# Task goal:
Using the material that follows, identify and copy each line with the string "color".

====================

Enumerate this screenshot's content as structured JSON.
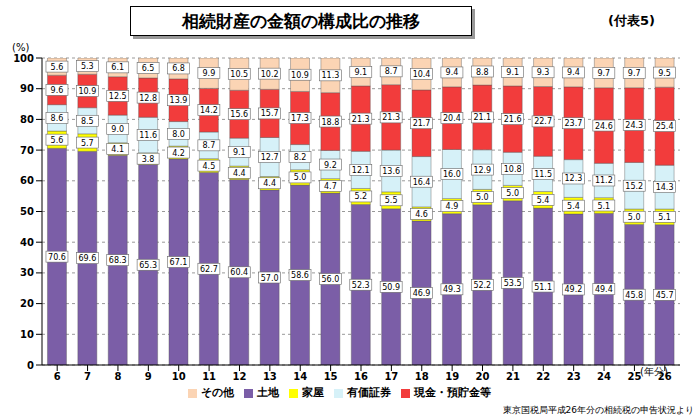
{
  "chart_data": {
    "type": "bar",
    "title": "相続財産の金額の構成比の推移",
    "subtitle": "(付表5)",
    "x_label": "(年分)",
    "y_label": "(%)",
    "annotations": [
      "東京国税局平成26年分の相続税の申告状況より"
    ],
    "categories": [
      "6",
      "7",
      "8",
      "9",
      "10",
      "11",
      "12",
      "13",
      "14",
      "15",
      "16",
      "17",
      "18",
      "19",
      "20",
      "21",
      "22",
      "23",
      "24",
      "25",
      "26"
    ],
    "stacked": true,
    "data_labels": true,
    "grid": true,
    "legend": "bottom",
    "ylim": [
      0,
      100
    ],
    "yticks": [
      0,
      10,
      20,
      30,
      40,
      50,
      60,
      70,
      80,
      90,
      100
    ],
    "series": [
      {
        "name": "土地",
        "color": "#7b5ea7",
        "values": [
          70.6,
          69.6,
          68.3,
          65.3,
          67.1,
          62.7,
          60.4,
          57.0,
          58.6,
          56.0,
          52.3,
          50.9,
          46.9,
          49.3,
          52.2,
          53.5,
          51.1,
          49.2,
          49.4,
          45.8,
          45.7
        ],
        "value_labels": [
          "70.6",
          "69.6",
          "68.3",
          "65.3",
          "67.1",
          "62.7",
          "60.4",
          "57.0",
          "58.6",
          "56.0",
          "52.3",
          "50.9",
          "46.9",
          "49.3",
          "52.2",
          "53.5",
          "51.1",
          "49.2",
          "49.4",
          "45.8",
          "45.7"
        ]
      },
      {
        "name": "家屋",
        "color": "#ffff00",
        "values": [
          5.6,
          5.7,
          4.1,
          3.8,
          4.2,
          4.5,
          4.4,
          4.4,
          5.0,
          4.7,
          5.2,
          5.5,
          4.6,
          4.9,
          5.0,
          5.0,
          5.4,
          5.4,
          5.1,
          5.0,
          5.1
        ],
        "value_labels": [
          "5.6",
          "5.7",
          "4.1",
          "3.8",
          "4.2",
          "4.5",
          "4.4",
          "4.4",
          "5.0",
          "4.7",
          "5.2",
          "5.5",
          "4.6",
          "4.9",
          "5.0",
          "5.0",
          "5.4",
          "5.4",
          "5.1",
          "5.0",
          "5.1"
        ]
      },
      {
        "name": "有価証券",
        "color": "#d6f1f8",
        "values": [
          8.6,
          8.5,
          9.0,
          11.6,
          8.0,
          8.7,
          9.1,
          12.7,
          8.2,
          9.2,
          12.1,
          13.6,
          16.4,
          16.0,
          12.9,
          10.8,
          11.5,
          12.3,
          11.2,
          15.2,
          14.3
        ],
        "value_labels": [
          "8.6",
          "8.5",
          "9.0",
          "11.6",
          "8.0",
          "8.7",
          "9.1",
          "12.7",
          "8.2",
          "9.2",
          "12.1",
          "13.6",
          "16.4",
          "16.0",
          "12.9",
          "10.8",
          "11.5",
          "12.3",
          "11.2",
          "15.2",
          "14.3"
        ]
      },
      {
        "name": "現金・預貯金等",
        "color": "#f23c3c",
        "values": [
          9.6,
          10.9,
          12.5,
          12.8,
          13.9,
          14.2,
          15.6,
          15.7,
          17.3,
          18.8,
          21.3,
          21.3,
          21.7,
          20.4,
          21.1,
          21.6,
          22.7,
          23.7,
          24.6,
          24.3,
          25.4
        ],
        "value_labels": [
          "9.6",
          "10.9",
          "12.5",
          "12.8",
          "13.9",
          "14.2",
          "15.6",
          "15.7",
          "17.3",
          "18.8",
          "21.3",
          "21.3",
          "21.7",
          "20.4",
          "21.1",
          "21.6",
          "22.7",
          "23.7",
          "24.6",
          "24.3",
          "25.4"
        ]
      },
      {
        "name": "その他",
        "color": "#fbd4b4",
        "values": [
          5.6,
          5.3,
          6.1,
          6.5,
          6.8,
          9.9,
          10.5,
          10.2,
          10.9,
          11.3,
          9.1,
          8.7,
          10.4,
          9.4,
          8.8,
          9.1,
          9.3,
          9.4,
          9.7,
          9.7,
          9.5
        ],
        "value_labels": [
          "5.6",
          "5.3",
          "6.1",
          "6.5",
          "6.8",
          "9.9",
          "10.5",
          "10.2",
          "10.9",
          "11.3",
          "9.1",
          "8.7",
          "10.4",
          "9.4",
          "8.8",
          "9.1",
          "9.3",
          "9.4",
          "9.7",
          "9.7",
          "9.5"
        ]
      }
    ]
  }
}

====================

# Task result:
        "color": "#7b5ea7",
        "color": "#ffff00",
        "color": "#d6f1f8",
        "color": "#f23c3c",
        "color": "#fbd4b4",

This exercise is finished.